Saved entries:

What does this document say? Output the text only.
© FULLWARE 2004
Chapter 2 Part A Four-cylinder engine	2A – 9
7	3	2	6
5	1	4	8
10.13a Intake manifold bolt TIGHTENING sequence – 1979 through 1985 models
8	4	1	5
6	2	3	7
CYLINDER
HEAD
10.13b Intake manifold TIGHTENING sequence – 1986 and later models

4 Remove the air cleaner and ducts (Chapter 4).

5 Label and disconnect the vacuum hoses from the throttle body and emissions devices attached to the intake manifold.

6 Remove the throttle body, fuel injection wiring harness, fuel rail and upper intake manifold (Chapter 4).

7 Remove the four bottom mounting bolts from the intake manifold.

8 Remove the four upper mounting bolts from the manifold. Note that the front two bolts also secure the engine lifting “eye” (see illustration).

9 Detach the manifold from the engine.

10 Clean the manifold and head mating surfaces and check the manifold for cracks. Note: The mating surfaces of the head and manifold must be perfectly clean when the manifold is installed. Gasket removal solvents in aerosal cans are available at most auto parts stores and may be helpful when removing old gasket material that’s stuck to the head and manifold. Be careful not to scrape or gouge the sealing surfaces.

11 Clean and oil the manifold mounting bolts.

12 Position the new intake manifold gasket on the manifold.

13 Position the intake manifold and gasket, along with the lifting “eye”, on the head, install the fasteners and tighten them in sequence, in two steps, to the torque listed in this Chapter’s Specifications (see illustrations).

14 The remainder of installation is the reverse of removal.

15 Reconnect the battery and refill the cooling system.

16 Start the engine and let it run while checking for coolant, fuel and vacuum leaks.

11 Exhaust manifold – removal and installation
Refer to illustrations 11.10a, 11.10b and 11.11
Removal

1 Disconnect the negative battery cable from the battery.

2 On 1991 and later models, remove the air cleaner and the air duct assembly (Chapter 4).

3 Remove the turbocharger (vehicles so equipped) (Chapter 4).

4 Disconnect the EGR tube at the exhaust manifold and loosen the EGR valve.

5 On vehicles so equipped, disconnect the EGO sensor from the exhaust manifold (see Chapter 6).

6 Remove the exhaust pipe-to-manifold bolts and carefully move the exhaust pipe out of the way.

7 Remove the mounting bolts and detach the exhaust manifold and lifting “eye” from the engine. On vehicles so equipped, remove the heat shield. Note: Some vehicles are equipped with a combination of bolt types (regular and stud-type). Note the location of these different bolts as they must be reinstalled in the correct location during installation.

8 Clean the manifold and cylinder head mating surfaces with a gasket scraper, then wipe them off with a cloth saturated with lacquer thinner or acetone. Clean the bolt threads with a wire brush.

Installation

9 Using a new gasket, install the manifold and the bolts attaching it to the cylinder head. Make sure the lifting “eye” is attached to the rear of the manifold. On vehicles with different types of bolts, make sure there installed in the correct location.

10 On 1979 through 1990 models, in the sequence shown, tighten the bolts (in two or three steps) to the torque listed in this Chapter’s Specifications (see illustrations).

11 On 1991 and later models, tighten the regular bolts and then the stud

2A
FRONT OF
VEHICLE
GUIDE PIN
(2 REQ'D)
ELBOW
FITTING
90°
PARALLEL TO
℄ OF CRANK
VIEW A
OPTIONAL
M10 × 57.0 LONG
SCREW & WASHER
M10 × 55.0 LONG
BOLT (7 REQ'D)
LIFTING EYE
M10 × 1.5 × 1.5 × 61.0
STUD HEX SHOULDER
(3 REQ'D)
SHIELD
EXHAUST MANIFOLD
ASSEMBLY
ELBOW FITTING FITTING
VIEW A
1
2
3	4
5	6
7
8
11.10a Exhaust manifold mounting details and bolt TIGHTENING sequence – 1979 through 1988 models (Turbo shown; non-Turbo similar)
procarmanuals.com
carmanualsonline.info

What you need to do: For the listing above, identify each line bearing "illustrations".

Answer below:
13 Position the intake manifold and gasket, along with the lifting “eye”, on the head, install the fasteners and tighten them in sequence, in two steps, to the torque listed in this Chapter’s Specifications (see illustrations).
Refer to illustrations 11.10a, 11.10b and 11.11
10 On 1979 through 1990 models, in the sequence shown, tighten the bolts (in two or three steps) to the torque listed in this Chapter’s Specifications (see illustrations).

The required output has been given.